Provide an exact reproduction of every entry.

* START RECORDS SHOWN *

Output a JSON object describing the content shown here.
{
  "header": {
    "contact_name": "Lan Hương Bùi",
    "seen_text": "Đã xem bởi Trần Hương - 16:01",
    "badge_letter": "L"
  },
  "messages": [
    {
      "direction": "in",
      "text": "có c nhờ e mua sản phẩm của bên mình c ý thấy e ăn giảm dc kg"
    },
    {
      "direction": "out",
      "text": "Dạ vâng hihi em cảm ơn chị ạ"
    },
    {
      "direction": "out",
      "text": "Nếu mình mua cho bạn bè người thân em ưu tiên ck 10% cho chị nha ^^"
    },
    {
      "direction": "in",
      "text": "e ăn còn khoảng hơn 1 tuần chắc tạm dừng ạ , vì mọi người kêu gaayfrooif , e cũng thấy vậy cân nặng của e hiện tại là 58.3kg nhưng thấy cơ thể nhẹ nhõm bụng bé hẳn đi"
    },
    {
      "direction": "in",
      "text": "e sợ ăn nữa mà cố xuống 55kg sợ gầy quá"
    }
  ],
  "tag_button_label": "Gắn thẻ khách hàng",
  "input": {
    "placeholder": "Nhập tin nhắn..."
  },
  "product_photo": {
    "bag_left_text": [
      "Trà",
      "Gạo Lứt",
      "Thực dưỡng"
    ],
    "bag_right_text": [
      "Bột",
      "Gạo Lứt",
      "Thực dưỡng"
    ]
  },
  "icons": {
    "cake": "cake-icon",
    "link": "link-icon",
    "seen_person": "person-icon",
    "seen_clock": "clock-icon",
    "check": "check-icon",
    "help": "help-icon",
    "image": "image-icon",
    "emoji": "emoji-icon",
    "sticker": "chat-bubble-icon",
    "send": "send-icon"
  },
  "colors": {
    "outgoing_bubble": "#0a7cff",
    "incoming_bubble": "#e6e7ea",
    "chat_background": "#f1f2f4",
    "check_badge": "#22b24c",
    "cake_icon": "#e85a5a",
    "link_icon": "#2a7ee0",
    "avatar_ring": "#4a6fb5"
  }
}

* END RECORDS SHOWN *

■ CORRECT OUTPUT
Output a JSON object describing the content shown here.
{
  "header": {
    "contact_name": "Lan Hương Bùi",
    "seen_text": "Đã xem bởi Trần Hương - 16:01",
    "badge_letter": "L"
  },
  "messages": [
    {
      "direction": "in",
      "text": "có c nhờ e mua sản phẩm của bên mình c ý thấy e ăn giảm dc kg"
    },
    {
      "direction": "out",
      "text": "Dạ vâng hihi em cảm ơn chị ạ"
    },
    {
      "direction": "out",
      "text": "Nếu mình mua cho bạn bè người thân em ưu tiên ck 10% cho chị nha ^^"
    },
    {
      "direction": "in",
      "text": "e ăn còn khoảng hơn 1 tuần chắc tạm dừng ạ , vì mọi người kêu gaayfrooif , e cũng thấy vậy cân nặng của e hiện tại là 58.3kg nhưng thấy cơ thể nhẹ nhõm bụng bé hẳn đi"
    },
    {
      "direction": "in",
      "text": "e sợ ăn nữa mà cố xuống 55kg sợ gầy quá"
    }
  ],
  "tag_button_label": "Gắn thẻ khách hàng",
  "input": {
    "placeholder": "Nhập tin nhắn..."
  },
  "product_photo": {
    "bag_left_text": [
      "Trà",
      "Gạo Lứt",
      "Thực dưỡng"
    ],
    "bag_right_text": [
      "Bột",
      "Gạo Lứt",
      "Thực dưỡng"
    ]
  },
  "icons": {
    "cake": "cake-icon",
    "link": "link-icon",
    "seen_person": "person-icon",
    "seen_clock": "clock-icon",
    "check": "check-icon",
    "help": "help-icon",
    "image": "image-icon",
    "emoji": "emoji-icon",
    "sticker": "chat-bubble-icon",
    "send": "send-icon"
  },
  "colors": {
    "outgoing_bubble": "#0a7cff",
    "incoming_bubble": "#e6e7ea",
    "chat_background": "#f1f2f4",
    "check_badge": "#22b24c",
    "cake_icon": "#e85a5a",
    "link_icon": "#2a7ee0",
    "avatar_ring": "#4a6fb5"
  }
}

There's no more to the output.